══ SOURCE DATA

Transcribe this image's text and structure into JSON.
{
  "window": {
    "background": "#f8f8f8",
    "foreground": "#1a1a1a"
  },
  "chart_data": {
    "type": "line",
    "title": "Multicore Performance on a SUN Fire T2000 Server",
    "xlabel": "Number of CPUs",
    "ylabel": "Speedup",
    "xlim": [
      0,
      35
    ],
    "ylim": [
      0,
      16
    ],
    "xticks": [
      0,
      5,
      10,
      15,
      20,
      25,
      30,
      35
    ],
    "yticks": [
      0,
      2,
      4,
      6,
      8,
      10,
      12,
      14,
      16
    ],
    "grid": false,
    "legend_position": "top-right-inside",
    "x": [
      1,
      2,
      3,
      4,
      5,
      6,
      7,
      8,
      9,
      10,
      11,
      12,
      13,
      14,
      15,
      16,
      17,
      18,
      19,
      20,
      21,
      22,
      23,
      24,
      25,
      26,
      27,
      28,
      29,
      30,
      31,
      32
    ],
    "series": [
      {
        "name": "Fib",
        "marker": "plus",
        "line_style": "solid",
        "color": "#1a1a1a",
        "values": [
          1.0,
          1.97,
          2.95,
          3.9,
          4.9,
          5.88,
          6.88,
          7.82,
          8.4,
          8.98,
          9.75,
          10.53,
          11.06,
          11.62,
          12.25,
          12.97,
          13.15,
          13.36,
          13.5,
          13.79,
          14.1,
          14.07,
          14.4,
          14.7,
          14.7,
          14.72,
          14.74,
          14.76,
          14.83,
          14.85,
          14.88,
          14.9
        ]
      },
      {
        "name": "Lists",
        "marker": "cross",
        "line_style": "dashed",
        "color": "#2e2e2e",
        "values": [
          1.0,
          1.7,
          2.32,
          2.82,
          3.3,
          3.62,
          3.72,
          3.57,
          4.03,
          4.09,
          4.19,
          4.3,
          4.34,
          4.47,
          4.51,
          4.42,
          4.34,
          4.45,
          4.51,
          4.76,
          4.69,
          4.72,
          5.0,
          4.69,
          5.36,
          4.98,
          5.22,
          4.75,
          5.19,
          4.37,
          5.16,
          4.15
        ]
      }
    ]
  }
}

════

> SET TASK
Above are some records. Print them all exactly.

> COMPLETE ANSWER
Transcribe this image's text and structure into JSON.
{
  "window": {
    "background": "#f8f8f8",
    "foreground": "#1a1a1a"
  },
  "chart_data": {
    "type": "line",
    "title": "Multicore Performance on a SUN Fire T2000 Server",
    "xlabel": "Number of CPUs",
    "ylabel": "Speedup",
    "xlim": [
      0,
      35
    ],
    "ylim": [
      0,
      16
    ],
    "xticks": [
      0,
      5,
      10,
      15,
      20,
      25,
      30,
      35
    ],
    "yticks": [
      0,
      2,
      4,
      6,
      8,
      10,
      12,
      14,
      16
    ],
    "grid": false,
    "legend_position": "top-right-inside",
    "x": [
      1,
      2,
      3,
      4,
      5,
      6,
      7,
      8,
      9,
      10,
      11,
      12,
      13,
      14,
      15,
      16,
      17,
      18,
      19,
      20,
      21,
      22,
      23,
      24,
      25,
      26,
      27,
      28,
      29,
      30,
      31,
      32
    ],
    "series": [
      {
        "name": "Fib",
        "marker": "plus",
        "line_style": "solid",
        "color": "#1a1a1a",
        "values": [
          1.0,
          1.97,
          2.95,
          3.9,
          4.9,
          5.88,
          6.88,
          7.82,
          8.4,
          8.98,
          9.75,
          10.53,
          11.06,
          11.62,
          12.25,
          12.97,
          13.15,
          13.36,
          13.5,
          13.79,
          14.1,
          14.07,
          14.4,
          14.7,
          14.7,
          14.72,
          14.74,
          14.76,
          14.83,
          14.85,
          14.88,
          14.9
        ]
      },
      {
        "name": "Lists",
        "marker": "cross",
        "line_style": "dashed",
        "color": "#2e2e2e",
        "values": [
          1.0,
          1.7,
          2.32,
          2.82,
          3.3,
          3.62,
          3.72,
          3.57,
          4.03,
          4.09,
          4.19,
          4.3,
          4.34,
          4.47,
          4.51,
          4.42,
          4.34,
          4.45,
          4.51,
          4.76,
          4.69,
          4.72,
          5.0,
          4.69,
          5.36,
          4.98,
          5.22,
          4.75,
          5.19,
          4.37,
          5.16,
          4.15
        ]
      }
    ]
  }
}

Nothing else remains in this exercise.